__Directive A__:
Copy the part of the Voez article between "- Publishers: WW: Rayark" and "March 2017 worldwide.", inclusive, with no changes.

__Document segment__:
- Cover for the Nintendo Switch port of the game in Japan
- Developers: Rayark Esquadra (NS)
- Publishers: WW: Rayark (iOS, Android); NA: PM Studios; JP: Flyhigh Works (NS); WW: Circle Entertainment (NS);
- Engine: Unity
- Platforms: iOS, Android, Nintendo Switch
- Release: iOS WW: 26 May 2016; Android WW: 2 June 2016; Nintendo SwitchJP: 3 March 2017; PAL: 3 March 2017; NA: 9 March 2017;
- Genre: Rhythm
- Mode: Single Player

= Voez =

2016 video game

Voez (stylized as VOEZ) is a rhythm game developed by Rayark, initially released in May 2016 for iOS devices, while an Android version of the game was released one week later in June 2016. In February 2017, it was announced that the game would be released on the Nintendo Switch by Japanese game publisher Flyhigh Works, and was released in March 2017 worldwide.

==Gameplay==

The user interface while playing a song, showing Max Perfect (left) and Perfect (right) hit notes

In each level, there is a black horizontal line at the bottom of the screen, as notes fall down from the top of the screen on the note line. The note line can move horizontally depending on the song and its chosen difficulty. The player must either tap, hold, slide or swipe the note depending on which note it is.

Tap notes must be tapped when they reach the horizontal line to make them disappear. Hold notes are long notes that must be held on until the note ends. Swipe notes must be swiped in a specific direction to make them disappear, while slide notes require the player to hold their finger on the horizontal line and slide it to where the next white note will fall to so the note can disappear.

__Directive B__:
Repeat the entries below exactly, with every line reproduced as it appears.

__Rows__:
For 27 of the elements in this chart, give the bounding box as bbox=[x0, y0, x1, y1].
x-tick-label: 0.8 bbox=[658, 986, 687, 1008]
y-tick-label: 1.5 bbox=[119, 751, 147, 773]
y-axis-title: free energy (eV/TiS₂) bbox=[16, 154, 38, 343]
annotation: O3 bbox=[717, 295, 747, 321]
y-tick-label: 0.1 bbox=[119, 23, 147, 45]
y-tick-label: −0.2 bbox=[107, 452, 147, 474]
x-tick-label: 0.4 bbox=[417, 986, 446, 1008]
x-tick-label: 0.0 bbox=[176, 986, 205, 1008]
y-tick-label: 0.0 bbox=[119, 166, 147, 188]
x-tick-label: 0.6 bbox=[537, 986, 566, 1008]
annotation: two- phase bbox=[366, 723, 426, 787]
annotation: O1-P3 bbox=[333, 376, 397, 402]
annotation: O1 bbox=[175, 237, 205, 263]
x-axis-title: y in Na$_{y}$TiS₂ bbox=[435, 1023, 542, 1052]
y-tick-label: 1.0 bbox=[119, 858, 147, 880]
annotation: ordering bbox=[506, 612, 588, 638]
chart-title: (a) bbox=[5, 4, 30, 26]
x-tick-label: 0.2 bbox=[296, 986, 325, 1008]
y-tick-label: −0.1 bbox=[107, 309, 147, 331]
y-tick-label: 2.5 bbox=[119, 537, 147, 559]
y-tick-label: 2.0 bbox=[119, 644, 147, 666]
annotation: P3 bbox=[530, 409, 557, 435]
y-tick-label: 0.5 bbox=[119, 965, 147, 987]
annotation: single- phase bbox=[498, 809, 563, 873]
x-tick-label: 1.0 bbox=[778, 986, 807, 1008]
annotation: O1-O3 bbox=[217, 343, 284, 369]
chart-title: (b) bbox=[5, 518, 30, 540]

__Correct result A__:
- Publishers: WW: Rayark (iOS, Android); NA: PM Studios; JP: Flyhigh Works (NS); WW: Circle Entertainment (NS);
- Engine: Unity
- Platforms: iOS, Android, Nintendo Switch
- Release: iOS WW: 26 May 2016; Android WW: 2 June 2016; Nintendo SwitchJP: 3 March 2017; PAL: 3 March 2017; NA: 9 March 2017;
- Genre: Rhythm
- Mode: Single Player

= Voez =

2016 video game

Voez (stylized as VOEZ) is a rhythm game developed by Rayark, initially released in May 2016 for iOS devices, while an Android version of the game was released one week later in June 2016. In February 2017, it was announced that the game would be released on the Nintendo Switch by Japanese game publisher Flyhigh Works, and was released in March 2017 worldwide.

__Correct result B__:
For 27 of the elements in this chart, give the bounding box as bbox=[x0, y0, x1, y1].
x-tick-label: 0.8 bbox=[658, 986, 687, 1008]
y-tick-label: 1.5 bbox=[119, 751, 147, 773]
y-axis-title: free energy (eV/TiS₂) bbox=[16, 154, 38, 343]
annotation: O3 bbox=[717, 295, 747, 321]
y-tick-label: 0.1 bbox=[119, 23, 147, 45]
y-tick-label: −0.2 bbox=[107, 452, 147, 474]
x-tick-label: 0.4 bbox=[417, 986, 446, 1008]
x-tick-label: 0.0 bbox=[176, 986, 205, 1008]
y-tick-label: 0.0 bbox=[119, 166, 147, 188]
x-tick-label: 0.6 bbox=[537, 986, 566, 1008]
annotation: two- phase bbox=[366, 723, 426, 787]
annotation: O1-P3 bbox=[333, 376, 397, 402]
annotation: O1 bbox=[175, 237, 205, 263]
x-axis-title: y in Na$_{y}$TiS₂ bbox=[435, 1023, 542, 1052]
y-tick-label: 1.0 bbox=[119, 858, 147, 880]
annotation: ordering bbox=[506, 612, 588, 638]
chart-title: (a) bbox=[5, 4, 30, 26]
x-tick-label: 0.2 bbox=[296, 986, 325, 1008]
y-tick-label: −0.1 bbox=[107, 309, 147, 331]
y-tick-label: 2.5 bbox=[119, 537, 147, 559]
y-tick-label: 2.0 bbox=[119, 644, 147, 666]
annotation: P3 bbox=[530, 409, 557, 435]
y-tick-label: 0.5 bbox=[119, 965, 147, 987]
annotation: single- phase bbox=[498, 809, 563, 873]
x-tick-label: 1.0 bbox=[778, 986, 807, 1008]
annotation: O1-O3 bbox=[217, 343, 284, 369]
chart-title: (b) bbox=[5, 518, 30, 540]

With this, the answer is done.